TASK =
Copy all lines in which the word "neuen" can be found.

RECORDS PROVIDED =
* start *

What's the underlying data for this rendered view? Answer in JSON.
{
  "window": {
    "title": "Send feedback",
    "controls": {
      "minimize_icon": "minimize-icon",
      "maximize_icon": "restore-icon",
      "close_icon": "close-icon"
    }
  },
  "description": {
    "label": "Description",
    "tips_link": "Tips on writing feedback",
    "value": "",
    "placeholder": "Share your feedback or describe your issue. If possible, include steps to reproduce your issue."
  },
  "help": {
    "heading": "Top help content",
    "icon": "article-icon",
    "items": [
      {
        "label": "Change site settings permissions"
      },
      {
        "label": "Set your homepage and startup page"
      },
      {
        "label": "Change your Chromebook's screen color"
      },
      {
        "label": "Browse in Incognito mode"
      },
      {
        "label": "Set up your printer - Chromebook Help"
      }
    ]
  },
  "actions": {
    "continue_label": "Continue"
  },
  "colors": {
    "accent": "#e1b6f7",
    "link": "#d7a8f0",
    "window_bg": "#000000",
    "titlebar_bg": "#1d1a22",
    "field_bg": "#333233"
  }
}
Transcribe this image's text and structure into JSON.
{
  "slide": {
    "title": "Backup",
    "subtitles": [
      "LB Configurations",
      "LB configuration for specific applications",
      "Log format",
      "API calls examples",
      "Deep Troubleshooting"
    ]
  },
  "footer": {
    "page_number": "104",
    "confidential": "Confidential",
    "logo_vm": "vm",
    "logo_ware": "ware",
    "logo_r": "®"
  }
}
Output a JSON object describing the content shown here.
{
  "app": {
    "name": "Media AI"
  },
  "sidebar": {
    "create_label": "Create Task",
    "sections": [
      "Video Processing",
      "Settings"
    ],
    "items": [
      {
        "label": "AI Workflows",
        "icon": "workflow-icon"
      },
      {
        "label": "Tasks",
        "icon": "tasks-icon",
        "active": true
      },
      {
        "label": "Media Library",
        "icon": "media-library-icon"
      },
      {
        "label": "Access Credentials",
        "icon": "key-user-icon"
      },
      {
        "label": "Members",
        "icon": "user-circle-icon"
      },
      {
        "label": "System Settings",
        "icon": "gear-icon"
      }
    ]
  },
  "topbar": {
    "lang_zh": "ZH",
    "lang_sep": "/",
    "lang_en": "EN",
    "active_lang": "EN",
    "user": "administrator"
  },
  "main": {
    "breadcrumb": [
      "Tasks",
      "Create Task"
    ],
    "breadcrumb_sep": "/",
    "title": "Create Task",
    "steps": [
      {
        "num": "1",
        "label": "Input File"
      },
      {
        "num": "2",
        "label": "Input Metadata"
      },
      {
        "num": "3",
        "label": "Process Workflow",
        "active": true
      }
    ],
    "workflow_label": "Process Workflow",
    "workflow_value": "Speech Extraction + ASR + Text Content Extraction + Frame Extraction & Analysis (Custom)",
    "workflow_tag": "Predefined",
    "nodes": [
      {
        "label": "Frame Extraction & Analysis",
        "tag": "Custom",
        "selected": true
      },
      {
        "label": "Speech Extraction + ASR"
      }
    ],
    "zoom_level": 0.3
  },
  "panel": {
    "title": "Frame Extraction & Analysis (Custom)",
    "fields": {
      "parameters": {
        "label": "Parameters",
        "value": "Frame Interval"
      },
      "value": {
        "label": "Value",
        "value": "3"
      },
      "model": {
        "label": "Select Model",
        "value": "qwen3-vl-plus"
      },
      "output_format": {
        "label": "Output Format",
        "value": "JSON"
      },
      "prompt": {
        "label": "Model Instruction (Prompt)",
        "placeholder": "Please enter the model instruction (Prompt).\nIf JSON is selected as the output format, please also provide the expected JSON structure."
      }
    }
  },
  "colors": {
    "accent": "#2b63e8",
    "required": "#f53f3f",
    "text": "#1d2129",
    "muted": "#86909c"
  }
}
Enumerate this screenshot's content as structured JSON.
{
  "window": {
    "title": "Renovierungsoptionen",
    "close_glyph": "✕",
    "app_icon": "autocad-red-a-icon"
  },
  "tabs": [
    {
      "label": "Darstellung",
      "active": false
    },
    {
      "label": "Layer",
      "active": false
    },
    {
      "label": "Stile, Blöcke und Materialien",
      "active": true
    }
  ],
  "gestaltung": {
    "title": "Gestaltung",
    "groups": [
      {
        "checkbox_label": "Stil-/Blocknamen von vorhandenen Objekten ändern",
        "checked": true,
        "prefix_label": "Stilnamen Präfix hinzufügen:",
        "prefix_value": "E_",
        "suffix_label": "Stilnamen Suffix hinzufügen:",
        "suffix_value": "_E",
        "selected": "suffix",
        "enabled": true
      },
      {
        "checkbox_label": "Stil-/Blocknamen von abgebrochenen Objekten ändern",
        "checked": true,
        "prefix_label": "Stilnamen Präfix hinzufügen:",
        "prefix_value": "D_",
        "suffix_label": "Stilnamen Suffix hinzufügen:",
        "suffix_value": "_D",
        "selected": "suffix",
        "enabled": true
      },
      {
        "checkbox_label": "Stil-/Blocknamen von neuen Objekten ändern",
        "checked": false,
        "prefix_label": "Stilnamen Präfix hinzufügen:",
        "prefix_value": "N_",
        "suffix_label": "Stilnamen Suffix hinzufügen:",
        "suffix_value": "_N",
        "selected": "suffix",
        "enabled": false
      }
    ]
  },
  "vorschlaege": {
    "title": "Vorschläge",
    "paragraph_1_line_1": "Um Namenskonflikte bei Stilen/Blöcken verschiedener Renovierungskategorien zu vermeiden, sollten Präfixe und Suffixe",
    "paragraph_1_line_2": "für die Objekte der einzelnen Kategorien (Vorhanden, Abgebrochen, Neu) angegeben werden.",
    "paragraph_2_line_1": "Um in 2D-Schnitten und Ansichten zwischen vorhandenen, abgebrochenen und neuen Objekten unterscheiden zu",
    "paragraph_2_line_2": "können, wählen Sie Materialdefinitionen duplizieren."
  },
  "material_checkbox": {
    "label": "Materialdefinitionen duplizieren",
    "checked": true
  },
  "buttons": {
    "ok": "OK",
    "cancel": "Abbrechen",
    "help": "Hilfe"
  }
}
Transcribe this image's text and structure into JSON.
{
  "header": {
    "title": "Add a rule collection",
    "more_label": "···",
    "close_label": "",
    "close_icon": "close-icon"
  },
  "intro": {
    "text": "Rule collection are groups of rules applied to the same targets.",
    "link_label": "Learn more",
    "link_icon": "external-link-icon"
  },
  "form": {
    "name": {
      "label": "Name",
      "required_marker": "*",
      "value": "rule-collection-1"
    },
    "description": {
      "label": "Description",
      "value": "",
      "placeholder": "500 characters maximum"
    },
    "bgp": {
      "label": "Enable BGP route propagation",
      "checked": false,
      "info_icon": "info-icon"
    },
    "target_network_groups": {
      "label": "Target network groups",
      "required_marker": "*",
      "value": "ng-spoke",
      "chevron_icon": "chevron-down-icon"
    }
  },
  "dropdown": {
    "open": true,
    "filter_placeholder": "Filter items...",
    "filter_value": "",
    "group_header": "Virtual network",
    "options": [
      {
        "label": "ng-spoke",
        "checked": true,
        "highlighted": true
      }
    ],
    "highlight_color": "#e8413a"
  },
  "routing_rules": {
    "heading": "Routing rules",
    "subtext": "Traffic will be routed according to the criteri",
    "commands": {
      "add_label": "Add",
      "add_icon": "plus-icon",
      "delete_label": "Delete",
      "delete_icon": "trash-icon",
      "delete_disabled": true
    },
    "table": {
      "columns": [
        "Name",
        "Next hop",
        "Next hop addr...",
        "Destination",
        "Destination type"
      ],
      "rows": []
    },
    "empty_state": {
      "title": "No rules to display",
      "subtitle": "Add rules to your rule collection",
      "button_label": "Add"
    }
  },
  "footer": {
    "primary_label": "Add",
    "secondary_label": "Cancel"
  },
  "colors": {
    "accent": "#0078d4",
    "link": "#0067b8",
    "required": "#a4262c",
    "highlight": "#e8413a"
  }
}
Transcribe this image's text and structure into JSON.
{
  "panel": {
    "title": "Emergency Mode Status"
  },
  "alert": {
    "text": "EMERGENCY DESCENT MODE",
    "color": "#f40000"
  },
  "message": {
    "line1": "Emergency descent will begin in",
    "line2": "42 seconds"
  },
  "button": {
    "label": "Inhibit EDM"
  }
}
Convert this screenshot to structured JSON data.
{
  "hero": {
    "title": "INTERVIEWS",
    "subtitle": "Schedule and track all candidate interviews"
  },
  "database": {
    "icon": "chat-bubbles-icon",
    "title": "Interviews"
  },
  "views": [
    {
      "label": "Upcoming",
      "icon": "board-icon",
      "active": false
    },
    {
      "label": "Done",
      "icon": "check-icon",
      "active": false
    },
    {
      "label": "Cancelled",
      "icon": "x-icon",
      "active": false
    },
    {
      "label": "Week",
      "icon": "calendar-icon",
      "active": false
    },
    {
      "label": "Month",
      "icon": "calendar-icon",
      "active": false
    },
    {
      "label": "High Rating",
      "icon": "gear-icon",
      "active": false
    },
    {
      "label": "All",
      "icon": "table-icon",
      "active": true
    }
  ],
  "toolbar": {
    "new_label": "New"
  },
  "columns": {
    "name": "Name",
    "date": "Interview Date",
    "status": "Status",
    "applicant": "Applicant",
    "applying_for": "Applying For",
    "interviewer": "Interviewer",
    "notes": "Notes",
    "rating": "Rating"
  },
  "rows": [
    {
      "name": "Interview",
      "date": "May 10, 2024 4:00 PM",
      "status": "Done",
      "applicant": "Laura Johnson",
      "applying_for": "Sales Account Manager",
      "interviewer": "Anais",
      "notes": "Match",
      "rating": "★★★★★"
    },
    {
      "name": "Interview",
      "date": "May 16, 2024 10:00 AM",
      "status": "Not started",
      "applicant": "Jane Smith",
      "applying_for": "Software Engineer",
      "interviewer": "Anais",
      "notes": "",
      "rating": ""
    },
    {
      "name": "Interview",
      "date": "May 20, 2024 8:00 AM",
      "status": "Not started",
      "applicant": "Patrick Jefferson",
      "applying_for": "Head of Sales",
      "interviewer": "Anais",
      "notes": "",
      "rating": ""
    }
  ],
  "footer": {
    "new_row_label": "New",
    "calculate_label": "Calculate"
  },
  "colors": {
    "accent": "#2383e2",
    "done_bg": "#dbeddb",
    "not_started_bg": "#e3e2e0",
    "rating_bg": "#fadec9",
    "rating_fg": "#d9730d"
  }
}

* end *

RESPONSE =
        "checkbox_label": "Stil-/Blocknamen von neuen Objekten ändern",
    "paragraph_2_line_1": "Um in 2D-Schnitten und Ansichten zwischen vorhandenen, abgebrochenen und neuen Objekten unterscheiden zu",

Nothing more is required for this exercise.